Transcribe the material word for word, but without the images.

**EXTRACTED DATA**.
========================================

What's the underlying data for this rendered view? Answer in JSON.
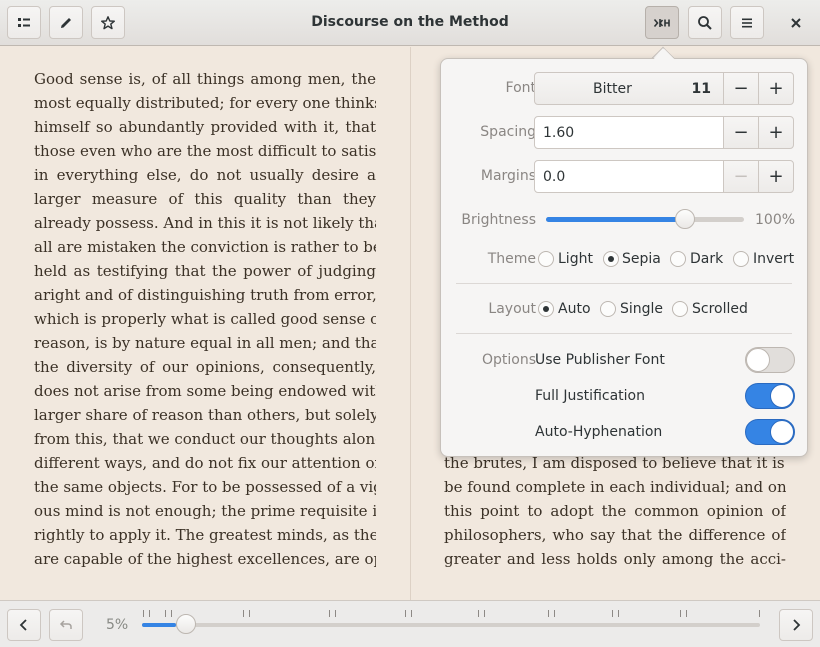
{
  "window": {
    "title": "Discourse on the Method"
  },
  "header": {
    "left_buttons": [
      "contents-icon",
      "pencil-icon",
      "star-icon"
    ],
    "right_buttons": [
      "view-settings-icon",
      "search-icon",
      "menu-icon",
      "close-icon"
    ]
  },
  "page": {
    "left_lines": [
      "Good sense is, of all things among men, the",
      "most equally distributed; for every one thinks",
      "himself so abundantly provided with it, that",
      "those even who are the most difficult to satisfy",
      "in everything else, do not usually desire a",
      "larger measure of this quality than they",
      "already possess. And in this it is not likely that",
      "all are mistaken the conviction is rather to be",
      "held as testifying that the power of judging",
      "aright and of distinguishing truth from error,",
      "which is properly what is called good sense or",
      "reason, is by nature equal in all men; and that",
      "the diversity of our opinions, consequently,",
      "does not arise from some being endowed with a",
      "larger share of reason than others, but solely",
      "from this, that we conduct our thoughts along",
      "different ways, and do not fix our attention on",
      "the same objects. For to be possessed of a vigor-",
      "ous mind is not enough; the prime requisite is",
      "rightly to apply it. The greatest minds, as they",
      "are capable of the highest excellences, are open"
    ],
    "right_lines": [
      "the brutes, I am disposed to believe that it is to",
      "be found complete in each individual; and on",
      "this point to adopt the common opinion of",
      "philosophers, who say that the difference of",
      "greater and less holds only among the acci-"
    ]
  },
  "settings": {
    "font_label": "Font",
    "font_name": "Bitter",
    "font_size": "11",
    "spacing_label": "Spacing",
    "spacing_value": "1.60",
    "margins_label": "Margins",
    "margins_value": "0.0",
    "brightness_label": "Brightness",
    "brightness_value": "100%",
    "brightness_level": 0.7,
    "theme_label": "Theme",
    "themes": [
      "Light",
      "Sepia",
      "Dark",
      "Invert"
    ],
    "theme_selected": "Sepia",
    "layout_label": "Layout",
    "layouts": [
      "Auto",
      "Single",
      "Scrolled"
    ],
    "layout_selected": "Auto",
    "options_label": "Options",
    "options": [
      {
        "label": "Use Publisher Font",
        "on": false
      },
      {
        "label": "Full Justification",
        "on": true
      },
      {
        "label": "Auto-Hyphenation",
        "on": true
      }
    ]
  },
  "bottom": {
    "progress_label": "5%",
    "progress": 0.05
  }
}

========================================

**RESPONSE BELOW**.
What's the underlying data for this rendered view? Answer in JSON.
{
  "window": {
    "title": "Discourse on the Method"
  },
  "header": {
    "left_buttons": [
      "contents-icon",
      "pencil-icon",
      "star-icon"
    ],
    "right_buttons": [
      "view-settings-icon",
      "search-icon",
      "menu-icon",
      "close-icon"
    ]
  },
  "page": {
    "left_lines": [
      "Good sense is, of all things among men, the",
      "most equally distributed; for every one thinks",
      "himself so abundantly provided with it, that",
      "those even who are the most difficult to satisfy",
      "in everything else, do not usually desire a",
      "larger measure of this quality than they",
      "already possess. And in this it is not likely that",
      "all are mistaken the conviction is rather to be",
      "held as testifying that the power of judging",
      "aright and of distinguishing truth from error,",
      "which is properly what is called good sense or",
      "reason, is by nature equal in all men; and that",
      "the diversity of our opinions, consequently,",
      "does not arise from some being endowed with a",
      "larger share of reason than others, but solely",
      "from this, that we conduct our thoughts along",
      "different ways, and do not fix our attention on",
      "the same objects. For to be possessed of a vigor-",
      "ous mind is not enough; the prime requisite is",
      "rightly to apply it. The greatest minds, as they",
      "are capable of the highest excellences, are open"
    ],
    "right_lines": [
      "the brutes, I am disposed to believe that it is to",
      "be found complete in each individual; and on",
      "this point to adopt the common opinion of",
      "philosophers, who say that the difference of",
      "greater and less holds only among the acci-"
    ]
  },
  "settings": {
    "font_label": "Font",
    "font_name": "Bitter",
    "font_size": "11",
    "spacing_label": "Spacing",
    "spacing_value": "1.60",
    "margins_label": "Margins",
    "margins_value": "0.0",
    "brightness_label": "Brightness",
    "brightness_value": "100%",
    "brightness_level": 0.7,
    "theme_label": "Theme",
    "themes": [
      "Light",
      "Sepia",
      "Dark",
      "Invert"
    ],
    "theme_selected": "Sepia",
    "layout_label": "Layout",
    "layouts": [
      "Auto",
      "Single",
      "Scrolled"
    ],
    "layout_selected": "Auto",
    "options_label": "Options",
    "options": [
      {
        "label": "Use Publisher Font",
        "on": false
      },
      {
        "label": "Full Justification",
        "on": true
      },
      {
        "label": "Auto-Hyphenation",
        "on": true
      }
    ]
  },
  "bottom": {
    "progress_label": "5%",
    "progress": 0.05
  }
}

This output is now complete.